_What the exercise asks:_ Find the lines with "this" in them and copy them out.

_Listed entries:_
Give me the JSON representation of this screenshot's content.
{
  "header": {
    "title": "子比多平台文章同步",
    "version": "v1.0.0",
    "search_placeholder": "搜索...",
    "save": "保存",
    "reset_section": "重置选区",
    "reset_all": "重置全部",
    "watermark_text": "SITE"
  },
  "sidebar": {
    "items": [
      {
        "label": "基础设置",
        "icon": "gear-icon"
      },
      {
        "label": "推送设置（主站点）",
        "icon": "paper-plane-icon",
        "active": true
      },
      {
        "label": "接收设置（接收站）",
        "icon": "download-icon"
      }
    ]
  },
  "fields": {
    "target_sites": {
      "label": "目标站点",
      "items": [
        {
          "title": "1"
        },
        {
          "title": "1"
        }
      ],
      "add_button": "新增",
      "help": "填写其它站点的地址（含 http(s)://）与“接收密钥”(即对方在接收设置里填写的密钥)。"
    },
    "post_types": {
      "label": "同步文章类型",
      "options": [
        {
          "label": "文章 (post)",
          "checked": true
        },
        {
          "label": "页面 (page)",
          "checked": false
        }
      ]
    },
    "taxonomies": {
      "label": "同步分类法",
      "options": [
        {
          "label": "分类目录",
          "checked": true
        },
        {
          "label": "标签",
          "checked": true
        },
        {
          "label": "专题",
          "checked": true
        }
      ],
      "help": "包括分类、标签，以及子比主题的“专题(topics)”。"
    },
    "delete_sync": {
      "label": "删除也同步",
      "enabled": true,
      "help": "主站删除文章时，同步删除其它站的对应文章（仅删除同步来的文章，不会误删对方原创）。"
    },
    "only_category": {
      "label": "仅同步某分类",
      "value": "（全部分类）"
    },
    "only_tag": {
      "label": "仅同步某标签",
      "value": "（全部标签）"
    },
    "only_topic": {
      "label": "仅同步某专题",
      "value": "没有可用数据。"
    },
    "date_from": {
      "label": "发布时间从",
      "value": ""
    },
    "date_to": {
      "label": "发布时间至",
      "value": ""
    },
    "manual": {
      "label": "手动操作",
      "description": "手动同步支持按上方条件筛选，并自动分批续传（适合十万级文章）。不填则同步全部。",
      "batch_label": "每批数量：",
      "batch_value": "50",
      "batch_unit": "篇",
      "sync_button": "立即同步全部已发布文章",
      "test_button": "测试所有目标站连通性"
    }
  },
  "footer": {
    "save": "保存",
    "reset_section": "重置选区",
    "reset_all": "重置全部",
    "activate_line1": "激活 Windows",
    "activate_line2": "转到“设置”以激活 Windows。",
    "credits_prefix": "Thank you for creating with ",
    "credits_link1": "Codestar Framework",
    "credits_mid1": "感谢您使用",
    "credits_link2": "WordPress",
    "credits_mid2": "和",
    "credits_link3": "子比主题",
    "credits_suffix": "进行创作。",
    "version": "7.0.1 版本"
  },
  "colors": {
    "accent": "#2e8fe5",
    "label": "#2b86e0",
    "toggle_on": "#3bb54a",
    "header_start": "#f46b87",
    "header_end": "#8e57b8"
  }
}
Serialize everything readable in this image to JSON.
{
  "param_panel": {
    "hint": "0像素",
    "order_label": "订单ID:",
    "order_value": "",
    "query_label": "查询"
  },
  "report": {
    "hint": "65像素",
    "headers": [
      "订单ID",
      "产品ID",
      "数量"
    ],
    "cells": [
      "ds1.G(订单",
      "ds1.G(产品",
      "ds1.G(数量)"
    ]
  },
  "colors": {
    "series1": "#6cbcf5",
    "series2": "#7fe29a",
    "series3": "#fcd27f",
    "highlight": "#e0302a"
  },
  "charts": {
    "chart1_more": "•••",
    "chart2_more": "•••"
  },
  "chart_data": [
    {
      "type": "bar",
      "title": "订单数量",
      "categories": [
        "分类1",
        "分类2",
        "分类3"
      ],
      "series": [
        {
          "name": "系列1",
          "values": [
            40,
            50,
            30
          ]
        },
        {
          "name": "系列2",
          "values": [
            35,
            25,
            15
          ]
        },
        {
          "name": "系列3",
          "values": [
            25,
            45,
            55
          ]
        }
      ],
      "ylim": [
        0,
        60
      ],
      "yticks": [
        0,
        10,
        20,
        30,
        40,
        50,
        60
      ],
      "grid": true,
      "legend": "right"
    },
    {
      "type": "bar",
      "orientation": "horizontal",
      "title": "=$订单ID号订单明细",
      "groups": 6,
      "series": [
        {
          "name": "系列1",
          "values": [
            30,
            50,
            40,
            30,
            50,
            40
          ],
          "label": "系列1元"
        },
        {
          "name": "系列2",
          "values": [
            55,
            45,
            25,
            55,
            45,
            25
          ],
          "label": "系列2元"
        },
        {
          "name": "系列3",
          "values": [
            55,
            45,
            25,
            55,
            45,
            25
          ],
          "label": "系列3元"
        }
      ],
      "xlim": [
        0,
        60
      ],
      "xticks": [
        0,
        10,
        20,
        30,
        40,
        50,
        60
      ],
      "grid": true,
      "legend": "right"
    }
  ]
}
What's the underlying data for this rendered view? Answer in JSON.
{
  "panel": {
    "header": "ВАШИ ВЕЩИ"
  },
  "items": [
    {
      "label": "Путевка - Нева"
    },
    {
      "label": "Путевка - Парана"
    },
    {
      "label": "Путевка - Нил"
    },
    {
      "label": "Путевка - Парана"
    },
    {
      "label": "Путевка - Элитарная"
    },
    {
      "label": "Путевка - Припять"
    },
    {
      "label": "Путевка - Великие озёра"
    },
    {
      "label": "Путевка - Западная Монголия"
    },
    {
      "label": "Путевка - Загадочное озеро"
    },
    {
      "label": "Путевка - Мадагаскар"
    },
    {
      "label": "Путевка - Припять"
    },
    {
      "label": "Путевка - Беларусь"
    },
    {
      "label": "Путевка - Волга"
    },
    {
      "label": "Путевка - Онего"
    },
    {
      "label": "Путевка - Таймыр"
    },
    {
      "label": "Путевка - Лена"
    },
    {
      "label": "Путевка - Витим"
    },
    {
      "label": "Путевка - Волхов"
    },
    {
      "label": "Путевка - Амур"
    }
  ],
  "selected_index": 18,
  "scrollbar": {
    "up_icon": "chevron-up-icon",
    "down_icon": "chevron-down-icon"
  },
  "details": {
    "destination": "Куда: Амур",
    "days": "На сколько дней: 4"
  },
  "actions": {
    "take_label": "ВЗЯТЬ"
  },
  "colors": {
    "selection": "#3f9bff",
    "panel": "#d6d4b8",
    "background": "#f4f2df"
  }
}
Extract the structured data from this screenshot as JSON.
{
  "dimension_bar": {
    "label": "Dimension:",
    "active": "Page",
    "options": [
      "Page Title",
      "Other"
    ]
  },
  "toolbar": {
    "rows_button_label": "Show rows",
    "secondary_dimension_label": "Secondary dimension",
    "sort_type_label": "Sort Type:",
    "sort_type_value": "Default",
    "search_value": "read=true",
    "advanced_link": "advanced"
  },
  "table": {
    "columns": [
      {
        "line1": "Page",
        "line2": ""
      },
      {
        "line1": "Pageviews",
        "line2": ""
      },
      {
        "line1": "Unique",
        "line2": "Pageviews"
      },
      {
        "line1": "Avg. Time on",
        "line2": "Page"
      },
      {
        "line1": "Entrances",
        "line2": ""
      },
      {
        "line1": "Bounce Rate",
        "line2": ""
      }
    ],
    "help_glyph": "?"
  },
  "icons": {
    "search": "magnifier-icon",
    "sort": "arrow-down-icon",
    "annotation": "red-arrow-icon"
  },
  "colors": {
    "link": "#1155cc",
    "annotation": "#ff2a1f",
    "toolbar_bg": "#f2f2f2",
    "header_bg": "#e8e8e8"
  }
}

_The response:_
Give me the JSON representation of this screenshot's content.
Serialize everything readable in this image to JSON.
What's the underlying data for this rendered view? Answer in JSON.
Extract the structured data from this screenshot as JSON.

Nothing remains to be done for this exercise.